- _What to work on_:
List all lines of the data that include the string "JSON".

Excerpts from a figure dataset
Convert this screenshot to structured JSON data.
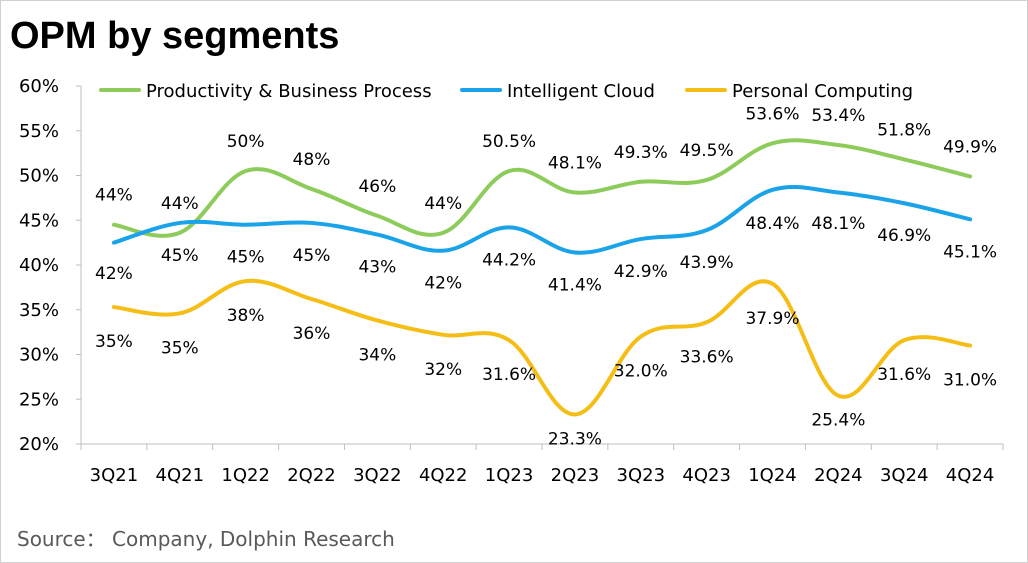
{
  "header": {
    "title": "OPM by segments"
  },
  "footer": {
    "source": "Source： Company, Dolphin Research"
  },
  "chart_data": {
    "type": "line",
    "title": "OPM by segments",
    "xlabel": "",
    "ylabel": "",
    "categories": [
      "3Q21",
      "4Q21",
      "1Q22",
      "2Q22",
      "3Q22",
      "4Q22",
      "1Q23",
      "2Q23",
      "3Q23",
      "4Q23",
      "1Q24",
      "2Q24",
      "3Q24",
      "4Q24"
    ],
    "ylim": [
      0.2,
      0.6
    ],
    "yticks": [
      "60%",
      "55%",
      "50%",
      "45%",
      "40%",
      "35%",
      "30%",
      "25%",
      "20%"
    ],
    "grid": false,
    "legend_position": "top",
    "series": [
      {
        "name": "Productivity & Business Process",
        "color": "#8DCB5B",
        "values": [
          0.445,
          0.436,
          0.505,
          0.485,
          0.455,
          0.436,
          0.505,
          0.481,
          0.493,
          0.495,
          0.536,
          0.534,
          0.518,
          0.499
        ],
        "labels": [
          "44%",
          "44%",
          "50%",
          "48%",
          "46%",
          "44%",
          "50.5%",
          "48.1%",
          "49.3%",
          "49.5%",
          "53.6%",
          "53.4%",
          "51.8%",
          "49.9%"
        ]
      },
      {
        "name": "Intelligent Cloud",
        "color": "#1AA3E8",
        "values": [
          0.425,
          0.447,
          0.445,
          0.447,
          0.434,
          0.416,
          0.442,
          0.414,
          0.429,
          0.439,
          0.484,
          0.481,
          0.469,
          0.451
        ],
        "labels": [
          "42%",
          "45%",
          "45%",
          "45%",
          "43%",
          "42%",
          "44.2%",
          "41.4%",
          "42.9%",
          "43.9%",
          "48.4%",
          "48.1%",
          "46.9%",
          "45.1%"
        ]
      },
      {
        "name": "Personal Computing",
        "color": "#F5BE16",
        "values": [
          0.353,
          0.346,
          0.382,
          0.362,
          0.338,
          0.322,
          0.316,
          0.233,
          0.32,
          0.336,
          0.379,
          0.254,
          0.316,
          0.31
        ],
        "labels": [
          "35%",
          "35%",
          "38%",
          "36%",
          "34%",
          "32%",
          "31.6%",
          "23.3%",
          "32.0%",
          "33.6%",
          "37.9%",
          "25.4%",
          "31.6%",
          "31.0%"
        ]
      }
    ]
  }
}
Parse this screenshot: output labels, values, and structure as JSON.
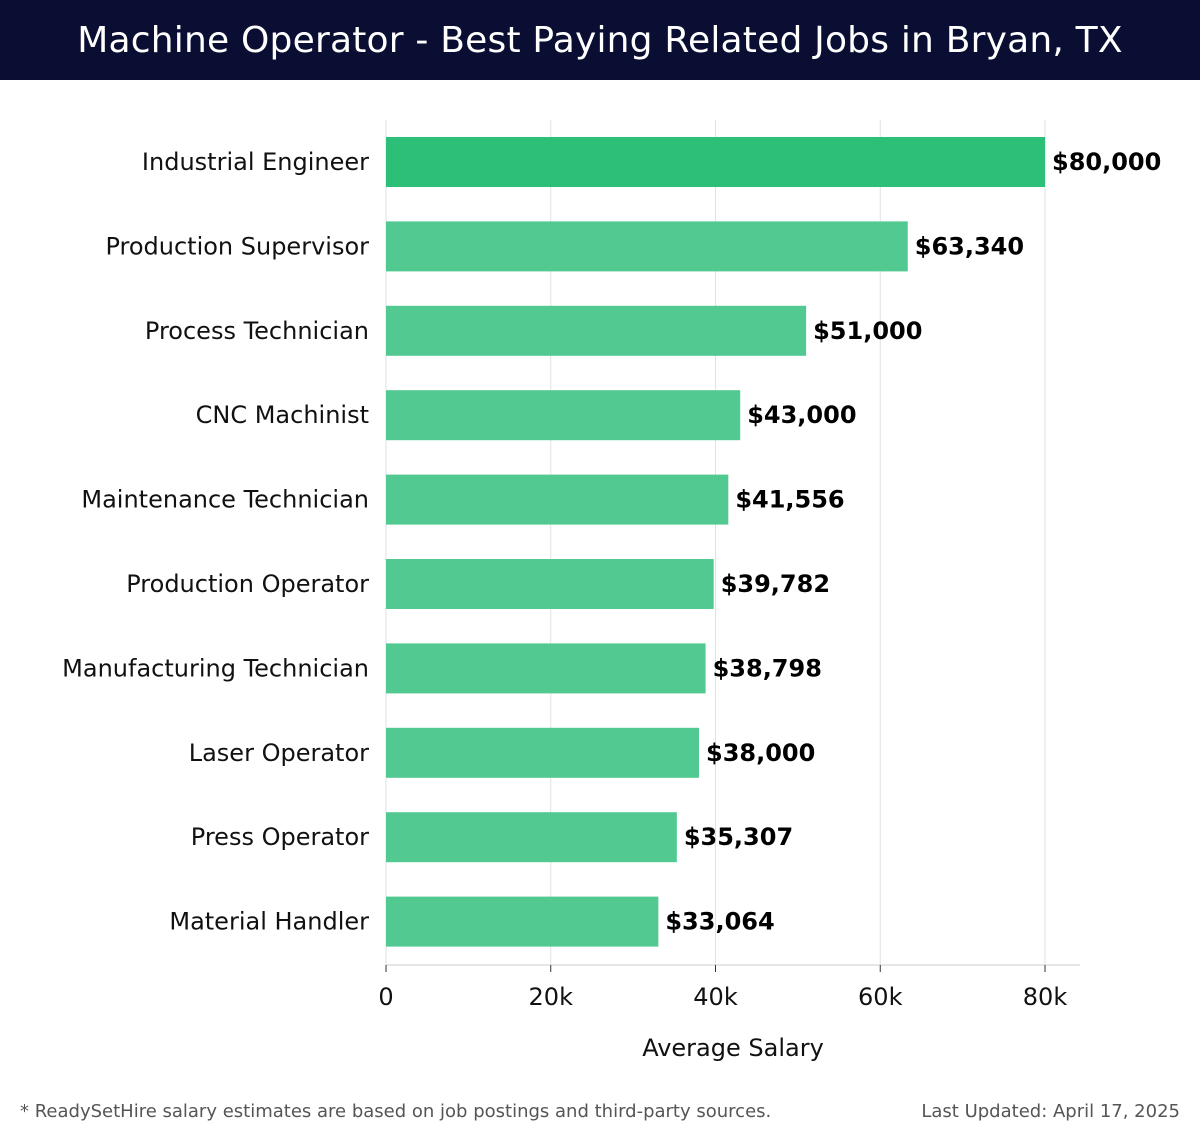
{
  "header": {
    "title": "Machine Operator - Best Paying Related Jobs in Bryan, TX"
  },
  "chart_data": {
    "type": "bar",
    "orientation": "horizontal",
    "categories": [
      "Industrial Engineer",
      "Production Supervisor",
      "Process Technician",
      "CNC Machinist",
      "Maintenance Technician",
      "Production Operator",
      "Manufacturing Technician",
      "Laser Operator",
      "Press Operator",
      "Material Handler"
    ],
    "values": [
      80000,
      63340,
      51000,
      43000,
      41556,
      39782,
      38798,
      38000,
      35307,
      33064
    ],
    "value_labels": [
      "$80,000",
      "$63,340",
      "$51,000",
      "$43,000",
      "$41,556",
      "$39,782",
      "$38,798",
      "$38,000",
      "$35,307",
      "$33,064"
    ],
    "xlabel": "Average Salary",
    "ylabel": "",
    "xlim": [
      0,
      84000
    ],
    "xticks": [
      0,
      20000,
      40000,
      60000,
      80000
    ],
    "xtick_labels": [
      "0",
      "20k",
      "40k",
      "60k",
      "80k"
    ],
    "grid": "vertical",
    "bar_color_top": "#2bbf77",
    "bar_color": "#52c990",
    "grid_color": "#e2e2e2"
  },
  "footer": {
    "note": "* ReadySetHire salary estimates are based on job postings and third-party sources.",
    "updated": "Last Updated: April 17, 2025"
  }
}
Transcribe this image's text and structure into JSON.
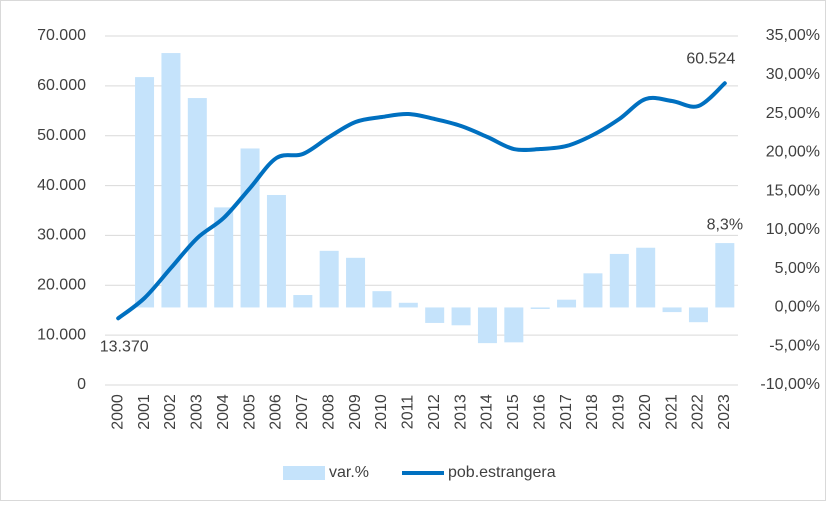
{
  "chart_data": {
    "type": "bar-line",
    "categories": [
      "2000",
      "2001",
      "2002",
      "2003",
      "2004",
      "2005",
      "2006",
      "2007",
      "2008",
      "2009",
      "2010",
      "2011",
      "2012",
      "2013",
      "2014",
      "2015",
      "2016",
      "2017",
      "2018",
      "2019",
      "2020",
      "2021",
      "2022",
      "2023"
    ],
    "series": [
      {
        "name": "var.%",
        "type": "bar",
        "axis": "y2",
        "color": "#c5e3fb",
        "values": [
          null,
          29.7,
          32.8,
          27.0,
          12.9,
          20.5,
          14.5,
          1.6,
          7.3,
          6.4,
          2.1,
          0.6,
          -2.0,
          -2.3,
          -4.6,
          -4.5,
          -0.2,
          1.0,
          4.4,
          6.9,
          7.7,
          -0.6,
          -1.9,
          8.3
        ],
        "value_labels": [
          null,
          null,
          null,
          null,
          null,
          null,
          null,
          null,
          null,
          null,
          null,
          null,
          null,
          null,
          null,
          null,
          null,
          null,
          null,
          null,
          null,
          null,
          null,
          "8,3%"
        ]
      },
      {
        "name": "pob.estrangera",
        "type": "line",
        "axis": "y",
        "color": "#0070c0",
        "values": [
          13370,
          17450,
          23470,
          29480,
          33500,
          39510,
          45530,
          46330,
          49740,
          52750,
          53750,
          54350,
          53350,
          51950,
          49740,
          47330,
          47330,
          47940,
          50140,
          53350,
          57360,
          56960,
          55960,
          60524
        ],
        "value_labels": [
          "13.370",
          null,
          null,
          null,
          null,
          null,
          null,
          null,
          null,
          null,
          null,
          null,
          null,
          null,
          null,
          null,
          null,
          null,
          null,
          null,
          null,
          null,
          null,
          "60.524"
        ]
      }
    ],
    "ylim": [
      0,
      70000
    ],
    "yticks": [
      0,
      {
        "value": 10000,
        "label": "10.000"
      },
      {
        "value": 20000,
        "label": "20.000"
      },
      {
        "value": 30000,
        "label": "30.000"
      },
      {
        "value": 40000,
        "label": "40.000"
      },
      {
        "value": 50000,
        "label": "50.000"
      },
      {
        "value": 60000,
        "label": "60.000"
      },
      {
        "value": 70000,
        "label": "70.000"
      }
    ],
    "y2lim": [
      -10,
      35
    ],
    "y2ticks": [
      {
        "value": -10,
        "label": "-10,00%"
      },
      {
        "value": -5,
        "label": "-5,00%"
      },
      {
        "value": 0,
        "label": "0,00%"
      },
      {
        "value": 5,
        "label": "5,00%"
      },
      {
        "value": 10,
        "label": "10,00%"
      },
      {
        "value": 15,
        "label": "15,00%"
      },
      {
        "value": 20,
        "label": "20,00%"
      },
      {
        "value": 25,
        "label": "25,00%"
      },
      {
        "value": 30,
        "label": "30,00%"
      },
      {
        "value": 35,
        "label": "35,00%"
      }
    ],
    "legend": "bottom"
  }
}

- _Answer to the exercise_:
Convert this screenshot to structured JSON data.
Parse this screenshot: output labels, values, and structure as JSON.
Transcribe this image's text and structure into JSON.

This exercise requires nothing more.